TASK PROMPT
Wherever the word "stars" appears in the entries, copy the whole line.

Records from a collection of figures
● ● ● ●

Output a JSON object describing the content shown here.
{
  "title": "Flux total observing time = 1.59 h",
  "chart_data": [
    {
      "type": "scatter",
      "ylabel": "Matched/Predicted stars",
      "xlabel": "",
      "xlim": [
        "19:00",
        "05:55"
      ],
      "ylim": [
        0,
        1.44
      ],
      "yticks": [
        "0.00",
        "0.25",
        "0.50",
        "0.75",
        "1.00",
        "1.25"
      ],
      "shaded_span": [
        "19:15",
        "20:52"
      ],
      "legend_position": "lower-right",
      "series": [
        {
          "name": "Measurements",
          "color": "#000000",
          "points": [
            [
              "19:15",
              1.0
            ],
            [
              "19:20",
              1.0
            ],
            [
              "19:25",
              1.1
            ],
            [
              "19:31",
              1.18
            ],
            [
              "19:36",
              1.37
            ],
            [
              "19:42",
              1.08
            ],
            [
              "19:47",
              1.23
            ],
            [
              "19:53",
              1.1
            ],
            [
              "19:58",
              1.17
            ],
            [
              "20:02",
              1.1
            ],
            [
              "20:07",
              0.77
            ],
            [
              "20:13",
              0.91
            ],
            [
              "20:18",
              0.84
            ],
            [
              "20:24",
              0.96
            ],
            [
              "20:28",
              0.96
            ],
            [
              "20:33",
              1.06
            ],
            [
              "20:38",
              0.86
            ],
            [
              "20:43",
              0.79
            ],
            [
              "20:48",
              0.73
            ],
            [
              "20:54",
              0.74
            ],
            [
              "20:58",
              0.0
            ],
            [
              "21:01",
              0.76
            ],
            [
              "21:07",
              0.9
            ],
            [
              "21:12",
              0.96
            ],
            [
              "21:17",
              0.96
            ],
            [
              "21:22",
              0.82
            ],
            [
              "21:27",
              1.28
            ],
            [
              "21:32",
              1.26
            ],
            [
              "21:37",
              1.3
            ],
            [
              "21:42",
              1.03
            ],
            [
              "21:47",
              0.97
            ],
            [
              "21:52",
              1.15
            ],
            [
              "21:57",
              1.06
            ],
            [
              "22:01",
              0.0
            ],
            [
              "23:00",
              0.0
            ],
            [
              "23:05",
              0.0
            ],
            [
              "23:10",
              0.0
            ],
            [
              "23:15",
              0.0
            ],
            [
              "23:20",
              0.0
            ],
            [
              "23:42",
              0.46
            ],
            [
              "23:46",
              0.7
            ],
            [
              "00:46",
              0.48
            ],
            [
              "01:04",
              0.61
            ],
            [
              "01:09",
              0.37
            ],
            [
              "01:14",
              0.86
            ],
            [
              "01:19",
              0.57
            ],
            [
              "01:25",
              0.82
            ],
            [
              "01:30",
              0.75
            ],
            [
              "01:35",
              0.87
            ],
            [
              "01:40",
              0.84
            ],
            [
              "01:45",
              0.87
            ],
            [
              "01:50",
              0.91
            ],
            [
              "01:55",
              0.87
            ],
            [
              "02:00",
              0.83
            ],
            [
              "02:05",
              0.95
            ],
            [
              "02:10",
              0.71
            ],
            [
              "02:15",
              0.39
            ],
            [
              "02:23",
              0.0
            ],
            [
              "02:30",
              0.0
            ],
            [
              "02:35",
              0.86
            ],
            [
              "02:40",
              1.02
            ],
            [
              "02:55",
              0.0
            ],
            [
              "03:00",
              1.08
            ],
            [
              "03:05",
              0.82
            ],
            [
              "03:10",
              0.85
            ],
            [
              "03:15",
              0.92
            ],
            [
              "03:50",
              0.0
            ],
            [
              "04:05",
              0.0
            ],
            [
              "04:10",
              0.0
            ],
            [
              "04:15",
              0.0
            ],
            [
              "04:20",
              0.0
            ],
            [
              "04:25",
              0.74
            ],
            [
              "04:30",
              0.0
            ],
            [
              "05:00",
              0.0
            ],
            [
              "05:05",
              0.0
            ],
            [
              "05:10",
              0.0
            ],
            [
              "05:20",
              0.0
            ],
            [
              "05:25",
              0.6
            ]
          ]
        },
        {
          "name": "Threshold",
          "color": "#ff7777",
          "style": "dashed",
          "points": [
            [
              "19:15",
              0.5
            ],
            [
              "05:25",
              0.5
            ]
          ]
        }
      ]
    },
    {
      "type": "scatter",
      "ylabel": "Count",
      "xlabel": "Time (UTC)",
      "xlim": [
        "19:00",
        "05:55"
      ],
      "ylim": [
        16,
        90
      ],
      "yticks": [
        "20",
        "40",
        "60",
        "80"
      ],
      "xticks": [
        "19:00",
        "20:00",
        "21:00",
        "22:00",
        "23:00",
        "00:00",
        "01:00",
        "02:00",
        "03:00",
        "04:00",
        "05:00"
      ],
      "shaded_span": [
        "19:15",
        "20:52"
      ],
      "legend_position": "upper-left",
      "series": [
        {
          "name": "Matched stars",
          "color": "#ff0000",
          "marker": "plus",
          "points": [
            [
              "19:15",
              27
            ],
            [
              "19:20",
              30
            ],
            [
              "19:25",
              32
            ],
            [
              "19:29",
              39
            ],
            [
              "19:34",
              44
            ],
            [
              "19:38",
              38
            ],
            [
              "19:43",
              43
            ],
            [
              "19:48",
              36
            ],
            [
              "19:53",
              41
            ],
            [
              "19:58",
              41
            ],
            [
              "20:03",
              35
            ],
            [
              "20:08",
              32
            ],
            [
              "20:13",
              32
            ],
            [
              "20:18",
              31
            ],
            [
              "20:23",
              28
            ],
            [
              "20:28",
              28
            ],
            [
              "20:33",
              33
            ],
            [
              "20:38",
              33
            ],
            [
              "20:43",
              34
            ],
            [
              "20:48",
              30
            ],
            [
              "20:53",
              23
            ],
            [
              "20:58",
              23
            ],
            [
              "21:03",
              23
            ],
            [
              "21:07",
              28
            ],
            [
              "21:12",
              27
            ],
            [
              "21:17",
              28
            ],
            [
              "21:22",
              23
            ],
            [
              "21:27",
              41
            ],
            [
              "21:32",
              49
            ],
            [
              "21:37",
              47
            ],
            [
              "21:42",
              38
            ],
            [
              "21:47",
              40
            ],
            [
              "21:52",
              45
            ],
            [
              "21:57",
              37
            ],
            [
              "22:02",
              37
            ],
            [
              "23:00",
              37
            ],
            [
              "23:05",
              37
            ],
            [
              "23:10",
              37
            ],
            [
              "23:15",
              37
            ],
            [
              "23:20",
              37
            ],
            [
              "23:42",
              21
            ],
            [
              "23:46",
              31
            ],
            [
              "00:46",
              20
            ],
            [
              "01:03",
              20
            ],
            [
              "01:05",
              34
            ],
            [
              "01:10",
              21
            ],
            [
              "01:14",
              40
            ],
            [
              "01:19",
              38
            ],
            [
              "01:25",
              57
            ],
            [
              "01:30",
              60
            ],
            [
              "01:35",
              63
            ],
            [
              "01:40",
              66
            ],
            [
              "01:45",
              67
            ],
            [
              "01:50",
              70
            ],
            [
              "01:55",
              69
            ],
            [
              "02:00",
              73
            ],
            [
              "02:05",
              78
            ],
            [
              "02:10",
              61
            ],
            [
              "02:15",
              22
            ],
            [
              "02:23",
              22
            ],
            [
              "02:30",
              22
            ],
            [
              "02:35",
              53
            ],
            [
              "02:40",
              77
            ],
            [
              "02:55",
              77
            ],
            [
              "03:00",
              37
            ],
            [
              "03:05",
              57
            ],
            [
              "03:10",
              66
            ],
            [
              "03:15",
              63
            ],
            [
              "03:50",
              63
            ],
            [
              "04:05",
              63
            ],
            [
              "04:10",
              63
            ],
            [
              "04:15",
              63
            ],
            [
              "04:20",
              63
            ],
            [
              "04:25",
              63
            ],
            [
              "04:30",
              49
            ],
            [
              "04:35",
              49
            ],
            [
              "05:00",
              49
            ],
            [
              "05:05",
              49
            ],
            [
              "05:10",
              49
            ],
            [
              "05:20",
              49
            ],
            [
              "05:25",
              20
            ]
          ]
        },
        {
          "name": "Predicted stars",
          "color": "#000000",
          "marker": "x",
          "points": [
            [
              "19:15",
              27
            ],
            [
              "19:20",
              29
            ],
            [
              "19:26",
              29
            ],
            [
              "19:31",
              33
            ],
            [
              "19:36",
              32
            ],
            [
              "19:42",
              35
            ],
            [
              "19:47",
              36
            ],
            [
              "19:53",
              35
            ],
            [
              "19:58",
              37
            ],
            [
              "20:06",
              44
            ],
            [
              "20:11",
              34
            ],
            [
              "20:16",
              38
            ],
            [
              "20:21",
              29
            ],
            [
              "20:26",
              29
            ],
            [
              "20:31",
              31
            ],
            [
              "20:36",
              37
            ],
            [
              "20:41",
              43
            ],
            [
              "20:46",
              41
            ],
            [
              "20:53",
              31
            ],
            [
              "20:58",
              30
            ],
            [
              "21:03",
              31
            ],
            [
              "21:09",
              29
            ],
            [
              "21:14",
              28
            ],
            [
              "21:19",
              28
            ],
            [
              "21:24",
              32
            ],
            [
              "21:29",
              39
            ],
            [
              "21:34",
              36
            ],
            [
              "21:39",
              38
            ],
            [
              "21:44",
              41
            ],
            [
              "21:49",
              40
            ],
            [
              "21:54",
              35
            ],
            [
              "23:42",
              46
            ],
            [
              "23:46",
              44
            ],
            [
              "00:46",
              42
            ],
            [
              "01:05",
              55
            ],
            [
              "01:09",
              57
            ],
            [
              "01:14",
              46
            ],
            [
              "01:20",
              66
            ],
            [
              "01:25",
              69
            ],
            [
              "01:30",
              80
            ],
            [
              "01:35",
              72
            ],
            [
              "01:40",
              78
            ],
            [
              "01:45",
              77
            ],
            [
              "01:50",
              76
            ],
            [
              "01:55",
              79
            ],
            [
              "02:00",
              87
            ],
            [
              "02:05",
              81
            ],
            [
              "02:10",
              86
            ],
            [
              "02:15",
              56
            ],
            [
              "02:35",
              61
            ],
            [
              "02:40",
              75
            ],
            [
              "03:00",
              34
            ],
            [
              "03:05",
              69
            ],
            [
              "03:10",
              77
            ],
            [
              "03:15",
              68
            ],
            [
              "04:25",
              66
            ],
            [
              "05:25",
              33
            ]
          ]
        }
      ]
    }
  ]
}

● ● ● ●

ANSWER FOR THIS EXERCISE
      "ylabel": "Matched/Predicted stars",
          "name": "Matched stars",
          "name": "Predicted stars",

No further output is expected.